Exercise objective → In the listing that follows, count each line containing the string "intend" and report only the count.
## Start Data lines
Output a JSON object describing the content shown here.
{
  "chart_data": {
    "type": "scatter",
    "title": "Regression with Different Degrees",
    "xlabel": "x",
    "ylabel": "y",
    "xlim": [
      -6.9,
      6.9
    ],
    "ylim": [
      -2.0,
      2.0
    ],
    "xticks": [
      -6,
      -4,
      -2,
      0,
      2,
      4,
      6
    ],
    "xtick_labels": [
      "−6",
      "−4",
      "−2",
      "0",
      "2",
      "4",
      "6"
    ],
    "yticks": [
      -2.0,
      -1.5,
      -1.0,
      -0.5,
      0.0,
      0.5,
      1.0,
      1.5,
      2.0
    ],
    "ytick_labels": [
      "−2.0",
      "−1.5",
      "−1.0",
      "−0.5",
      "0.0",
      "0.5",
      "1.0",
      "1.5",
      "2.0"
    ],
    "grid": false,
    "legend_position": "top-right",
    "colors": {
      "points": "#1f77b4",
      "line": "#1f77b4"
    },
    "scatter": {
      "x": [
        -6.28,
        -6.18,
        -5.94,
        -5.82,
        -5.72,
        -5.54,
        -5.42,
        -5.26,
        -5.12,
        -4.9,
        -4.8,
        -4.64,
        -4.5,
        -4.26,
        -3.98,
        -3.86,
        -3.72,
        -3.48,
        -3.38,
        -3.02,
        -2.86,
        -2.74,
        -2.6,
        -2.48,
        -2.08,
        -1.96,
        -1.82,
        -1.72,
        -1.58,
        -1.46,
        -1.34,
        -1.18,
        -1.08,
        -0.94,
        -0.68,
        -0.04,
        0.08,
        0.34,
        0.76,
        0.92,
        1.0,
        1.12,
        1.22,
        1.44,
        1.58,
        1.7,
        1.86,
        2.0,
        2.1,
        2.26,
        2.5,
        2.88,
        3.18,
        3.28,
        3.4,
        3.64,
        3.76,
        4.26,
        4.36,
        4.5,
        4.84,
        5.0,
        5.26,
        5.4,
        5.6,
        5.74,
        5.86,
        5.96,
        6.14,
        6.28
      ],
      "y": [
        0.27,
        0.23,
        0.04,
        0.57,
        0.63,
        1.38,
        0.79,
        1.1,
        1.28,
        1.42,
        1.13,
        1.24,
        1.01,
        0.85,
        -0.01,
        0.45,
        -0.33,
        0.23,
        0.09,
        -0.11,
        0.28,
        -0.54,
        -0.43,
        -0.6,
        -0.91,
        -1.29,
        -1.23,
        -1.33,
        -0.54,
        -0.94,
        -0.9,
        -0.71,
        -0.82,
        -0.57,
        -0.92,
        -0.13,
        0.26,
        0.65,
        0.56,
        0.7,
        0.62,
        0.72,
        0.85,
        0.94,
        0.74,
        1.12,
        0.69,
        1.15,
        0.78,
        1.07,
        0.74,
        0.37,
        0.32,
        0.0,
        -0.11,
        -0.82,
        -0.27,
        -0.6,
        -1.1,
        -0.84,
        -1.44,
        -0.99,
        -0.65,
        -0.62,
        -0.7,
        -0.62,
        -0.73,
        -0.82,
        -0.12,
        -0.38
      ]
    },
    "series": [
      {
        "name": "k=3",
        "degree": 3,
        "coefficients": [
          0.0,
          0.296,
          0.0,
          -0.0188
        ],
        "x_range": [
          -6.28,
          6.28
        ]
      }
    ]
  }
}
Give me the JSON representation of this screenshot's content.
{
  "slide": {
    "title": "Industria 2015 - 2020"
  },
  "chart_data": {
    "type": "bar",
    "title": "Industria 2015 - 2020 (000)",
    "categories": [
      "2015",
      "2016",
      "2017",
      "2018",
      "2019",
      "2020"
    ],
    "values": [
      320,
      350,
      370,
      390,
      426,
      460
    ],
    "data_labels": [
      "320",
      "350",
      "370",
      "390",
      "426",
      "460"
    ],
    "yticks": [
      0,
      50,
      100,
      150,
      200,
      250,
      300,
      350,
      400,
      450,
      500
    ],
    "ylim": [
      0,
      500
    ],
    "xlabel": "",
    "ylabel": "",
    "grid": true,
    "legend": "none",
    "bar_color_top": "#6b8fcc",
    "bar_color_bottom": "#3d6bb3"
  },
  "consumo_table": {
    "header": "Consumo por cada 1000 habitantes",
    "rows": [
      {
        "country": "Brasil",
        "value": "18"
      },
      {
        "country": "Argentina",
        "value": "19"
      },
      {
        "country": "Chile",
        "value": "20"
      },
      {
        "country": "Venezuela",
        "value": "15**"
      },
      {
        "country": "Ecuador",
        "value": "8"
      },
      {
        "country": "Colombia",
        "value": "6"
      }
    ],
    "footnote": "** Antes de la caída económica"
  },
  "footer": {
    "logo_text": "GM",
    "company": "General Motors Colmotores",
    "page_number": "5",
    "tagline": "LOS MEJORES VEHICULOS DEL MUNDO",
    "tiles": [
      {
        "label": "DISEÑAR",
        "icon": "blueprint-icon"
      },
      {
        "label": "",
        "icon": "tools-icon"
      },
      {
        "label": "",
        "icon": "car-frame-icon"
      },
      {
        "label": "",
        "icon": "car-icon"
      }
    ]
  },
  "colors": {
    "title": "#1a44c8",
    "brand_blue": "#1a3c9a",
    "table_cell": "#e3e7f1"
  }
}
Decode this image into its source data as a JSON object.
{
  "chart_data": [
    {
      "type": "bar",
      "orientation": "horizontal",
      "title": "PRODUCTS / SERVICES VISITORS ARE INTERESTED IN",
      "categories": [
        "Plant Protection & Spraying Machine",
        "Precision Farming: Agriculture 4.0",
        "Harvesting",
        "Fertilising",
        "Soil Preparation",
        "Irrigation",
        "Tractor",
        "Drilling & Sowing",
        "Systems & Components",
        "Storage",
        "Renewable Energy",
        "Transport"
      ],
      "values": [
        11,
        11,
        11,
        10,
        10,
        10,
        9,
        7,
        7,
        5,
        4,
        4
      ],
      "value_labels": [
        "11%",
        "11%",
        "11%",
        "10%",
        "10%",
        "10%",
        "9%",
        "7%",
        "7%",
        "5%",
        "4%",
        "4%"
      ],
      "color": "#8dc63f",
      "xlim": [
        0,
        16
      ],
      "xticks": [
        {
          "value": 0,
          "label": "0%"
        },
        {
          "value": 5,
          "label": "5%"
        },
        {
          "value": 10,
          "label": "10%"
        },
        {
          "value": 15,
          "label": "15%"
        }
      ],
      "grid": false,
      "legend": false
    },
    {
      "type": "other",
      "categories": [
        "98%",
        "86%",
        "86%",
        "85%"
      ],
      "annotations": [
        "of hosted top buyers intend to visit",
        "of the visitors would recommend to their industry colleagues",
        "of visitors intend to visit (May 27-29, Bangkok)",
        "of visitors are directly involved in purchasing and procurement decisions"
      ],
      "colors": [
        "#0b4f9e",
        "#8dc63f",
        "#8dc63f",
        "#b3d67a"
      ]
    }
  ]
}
## End Data lines
Answer below → 2